* Challenge *
Report how many lines in the records below contain the word "JUGABET". Give only the number.

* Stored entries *
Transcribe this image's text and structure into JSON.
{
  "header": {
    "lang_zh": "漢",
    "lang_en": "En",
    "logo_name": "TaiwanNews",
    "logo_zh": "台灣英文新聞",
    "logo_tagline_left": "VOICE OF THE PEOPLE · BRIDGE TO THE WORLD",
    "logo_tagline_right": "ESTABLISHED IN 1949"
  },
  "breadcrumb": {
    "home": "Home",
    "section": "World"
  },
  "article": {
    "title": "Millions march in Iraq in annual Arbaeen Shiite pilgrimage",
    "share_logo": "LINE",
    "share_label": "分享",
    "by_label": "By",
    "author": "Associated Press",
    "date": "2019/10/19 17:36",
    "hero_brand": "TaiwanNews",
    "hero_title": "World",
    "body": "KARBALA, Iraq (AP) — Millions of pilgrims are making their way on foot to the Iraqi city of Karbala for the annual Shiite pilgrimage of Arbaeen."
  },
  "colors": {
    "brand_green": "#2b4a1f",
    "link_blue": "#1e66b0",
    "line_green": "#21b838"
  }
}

---

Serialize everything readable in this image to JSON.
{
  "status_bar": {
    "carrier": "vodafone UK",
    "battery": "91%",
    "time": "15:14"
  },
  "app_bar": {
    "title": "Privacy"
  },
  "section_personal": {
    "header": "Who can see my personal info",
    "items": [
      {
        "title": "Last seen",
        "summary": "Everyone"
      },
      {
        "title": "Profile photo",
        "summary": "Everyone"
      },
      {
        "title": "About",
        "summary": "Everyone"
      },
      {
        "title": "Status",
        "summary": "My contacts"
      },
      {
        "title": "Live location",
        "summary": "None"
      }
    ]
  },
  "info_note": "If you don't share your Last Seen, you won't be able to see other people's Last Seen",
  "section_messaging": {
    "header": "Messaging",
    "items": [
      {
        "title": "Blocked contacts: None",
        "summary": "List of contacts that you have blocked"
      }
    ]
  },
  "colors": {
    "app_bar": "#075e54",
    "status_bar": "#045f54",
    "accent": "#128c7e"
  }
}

--

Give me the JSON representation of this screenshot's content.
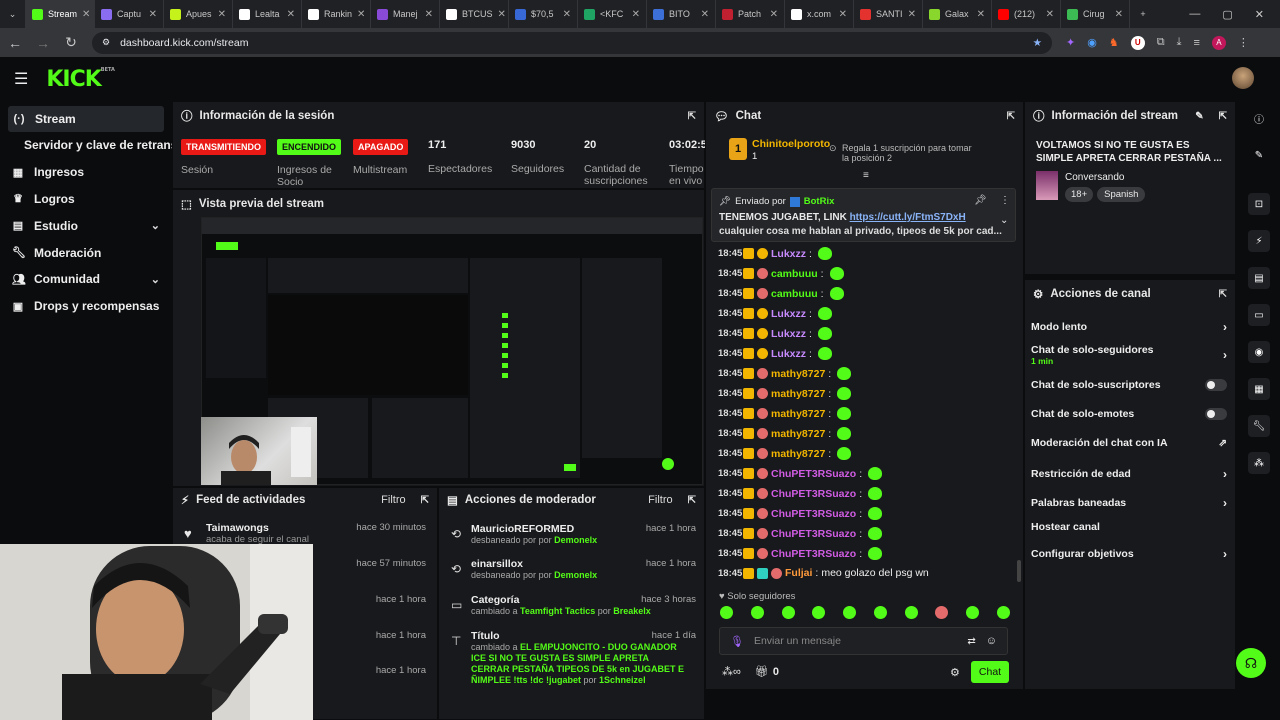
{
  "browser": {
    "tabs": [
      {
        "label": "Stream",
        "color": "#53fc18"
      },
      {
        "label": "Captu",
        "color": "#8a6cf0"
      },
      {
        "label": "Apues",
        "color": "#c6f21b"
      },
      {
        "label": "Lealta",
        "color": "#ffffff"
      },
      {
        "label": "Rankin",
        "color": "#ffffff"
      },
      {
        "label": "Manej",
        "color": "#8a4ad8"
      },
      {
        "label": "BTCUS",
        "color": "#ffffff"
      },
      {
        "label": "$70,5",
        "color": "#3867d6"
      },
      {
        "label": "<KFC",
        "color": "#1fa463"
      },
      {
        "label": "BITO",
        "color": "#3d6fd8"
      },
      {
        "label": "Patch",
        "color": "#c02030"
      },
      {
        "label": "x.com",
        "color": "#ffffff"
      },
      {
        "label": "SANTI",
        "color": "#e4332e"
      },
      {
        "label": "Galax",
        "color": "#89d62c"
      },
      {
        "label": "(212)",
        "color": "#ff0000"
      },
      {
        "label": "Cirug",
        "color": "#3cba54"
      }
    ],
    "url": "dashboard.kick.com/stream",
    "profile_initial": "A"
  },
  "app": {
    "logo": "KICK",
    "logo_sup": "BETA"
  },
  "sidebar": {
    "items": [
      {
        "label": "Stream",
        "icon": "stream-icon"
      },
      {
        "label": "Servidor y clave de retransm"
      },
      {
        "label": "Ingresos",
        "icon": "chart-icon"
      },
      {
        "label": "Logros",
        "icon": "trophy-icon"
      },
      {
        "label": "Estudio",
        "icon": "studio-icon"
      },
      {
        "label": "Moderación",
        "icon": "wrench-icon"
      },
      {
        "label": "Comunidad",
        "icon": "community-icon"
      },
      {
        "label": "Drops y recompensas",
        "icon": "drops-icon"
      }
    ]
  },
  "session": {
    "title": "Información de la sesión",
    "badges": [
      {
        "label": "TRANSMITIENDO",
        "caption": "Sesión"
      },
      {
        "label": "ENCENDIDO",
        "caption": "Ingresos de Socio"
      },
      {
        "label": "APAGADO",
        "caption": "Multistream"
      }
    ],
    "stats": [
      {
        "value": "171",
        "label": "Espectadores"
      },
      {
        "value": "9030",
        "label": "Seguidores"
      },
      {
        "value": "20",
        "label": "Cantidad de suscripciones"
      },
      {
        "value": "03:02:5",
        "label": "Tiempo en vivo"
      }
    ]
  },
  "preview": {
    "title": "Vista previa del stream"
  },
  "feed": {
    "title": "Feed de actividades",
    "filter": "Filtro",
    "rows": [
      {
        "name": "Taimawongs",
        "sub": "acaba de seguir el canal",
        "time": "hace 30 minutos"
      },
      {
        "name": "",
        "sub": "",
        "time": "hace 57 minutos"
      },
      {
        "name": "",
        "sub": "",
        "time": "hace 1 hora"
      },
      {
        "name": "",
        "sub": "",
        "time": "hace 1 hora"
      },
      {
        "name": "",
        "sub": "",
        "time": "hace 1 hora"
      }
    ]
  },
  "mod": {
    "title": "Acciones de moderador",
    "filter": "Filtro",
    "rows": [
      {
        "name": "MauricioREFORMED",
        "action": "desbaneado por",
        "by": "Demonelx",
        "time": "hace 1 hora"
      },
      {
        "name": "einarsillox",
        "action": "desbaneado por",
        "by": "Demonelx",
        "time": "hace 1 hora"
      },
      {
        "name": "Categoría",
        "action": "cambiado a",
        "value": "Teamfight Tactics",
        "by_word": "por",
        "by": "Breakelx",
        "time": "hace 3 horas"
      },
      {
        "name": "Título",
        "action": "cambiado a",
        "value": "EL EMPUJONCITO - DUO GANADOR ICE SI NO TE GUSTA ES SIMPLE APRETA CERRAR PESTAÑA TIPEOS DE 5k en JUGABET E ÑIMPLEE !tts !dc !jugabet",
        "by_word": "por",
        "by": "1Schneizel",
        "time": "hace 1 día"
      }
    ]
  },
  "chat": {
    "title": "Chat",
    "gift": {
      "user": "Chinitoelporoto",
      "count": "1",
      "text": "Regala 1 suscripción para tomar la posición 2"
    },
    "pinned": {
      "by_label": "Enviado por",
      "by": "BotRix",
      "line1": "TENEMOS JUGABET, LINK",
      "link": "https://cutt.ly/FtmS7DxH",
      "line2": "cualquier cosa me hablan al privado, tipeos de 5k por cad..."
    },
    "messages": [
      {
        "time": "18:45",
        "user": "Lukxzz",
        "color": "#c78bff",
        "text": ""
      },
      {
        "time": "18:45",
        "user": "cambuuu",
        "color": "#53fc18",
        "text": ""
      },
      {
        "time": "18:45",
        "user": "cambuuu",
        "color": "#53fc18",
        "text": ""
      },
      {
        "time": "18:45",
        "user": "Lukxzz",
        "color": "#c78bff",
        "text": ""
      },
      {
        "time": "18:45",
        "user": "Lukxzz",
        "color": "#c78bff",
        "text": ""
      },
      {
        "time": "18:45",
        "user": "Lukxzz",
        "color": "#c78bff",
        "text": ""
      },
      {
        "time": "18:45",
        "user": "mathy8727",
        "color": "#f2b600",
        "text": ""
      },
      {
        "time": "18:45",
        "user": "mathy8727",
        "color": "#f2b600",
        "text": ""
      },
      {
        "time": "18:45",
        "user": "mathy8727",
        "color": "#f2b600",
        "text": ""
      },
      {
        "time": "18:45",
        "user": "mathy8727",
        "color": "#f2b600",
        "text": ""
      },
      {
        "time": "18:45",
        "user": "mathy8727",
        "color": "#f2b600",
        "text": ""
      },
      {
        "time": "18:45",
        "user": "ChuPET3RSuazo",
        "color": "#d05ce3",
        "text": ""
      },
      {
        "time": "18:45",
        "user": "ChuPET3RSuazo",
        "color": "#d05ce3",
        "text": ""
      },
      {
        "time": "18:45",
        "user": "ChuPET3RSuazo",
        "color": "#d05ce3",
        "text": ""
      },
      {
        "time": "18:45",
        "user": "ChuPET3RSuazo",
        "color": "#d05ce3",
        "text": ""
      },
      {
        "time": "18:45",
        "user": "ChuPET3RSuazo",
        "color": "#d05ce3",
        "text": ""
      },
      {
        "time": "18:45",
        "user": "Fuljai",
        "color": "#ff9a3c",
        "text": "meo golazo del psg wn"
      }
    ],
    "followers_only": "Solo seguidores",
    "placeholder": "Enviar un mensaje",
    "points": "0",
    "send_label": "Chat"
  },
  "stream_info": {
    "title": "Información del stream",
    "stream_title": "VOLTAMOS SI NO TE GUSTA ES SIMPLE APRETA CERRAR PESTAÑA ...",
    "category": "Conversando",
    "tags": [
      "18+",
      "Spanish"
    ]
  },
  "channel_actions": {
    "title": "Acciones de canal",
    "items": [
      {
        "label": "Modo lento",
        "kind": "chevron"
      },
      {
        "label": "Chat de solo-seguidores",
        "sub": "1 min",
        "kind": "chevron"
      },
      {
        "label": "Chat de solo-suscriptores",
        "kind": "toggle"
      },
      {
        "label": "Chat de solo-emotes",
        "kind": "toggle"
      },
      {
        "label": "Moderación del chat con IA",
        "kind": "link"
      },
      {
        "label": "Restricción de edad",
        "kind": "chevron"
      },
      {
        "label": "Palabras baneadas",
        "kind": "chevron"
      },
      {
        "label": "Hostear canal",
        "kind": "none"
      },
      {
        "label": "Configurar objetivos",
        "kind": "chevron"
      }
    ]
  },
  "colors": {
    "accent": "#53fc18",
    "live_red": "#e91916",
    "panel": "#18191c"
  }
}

* The solution *
2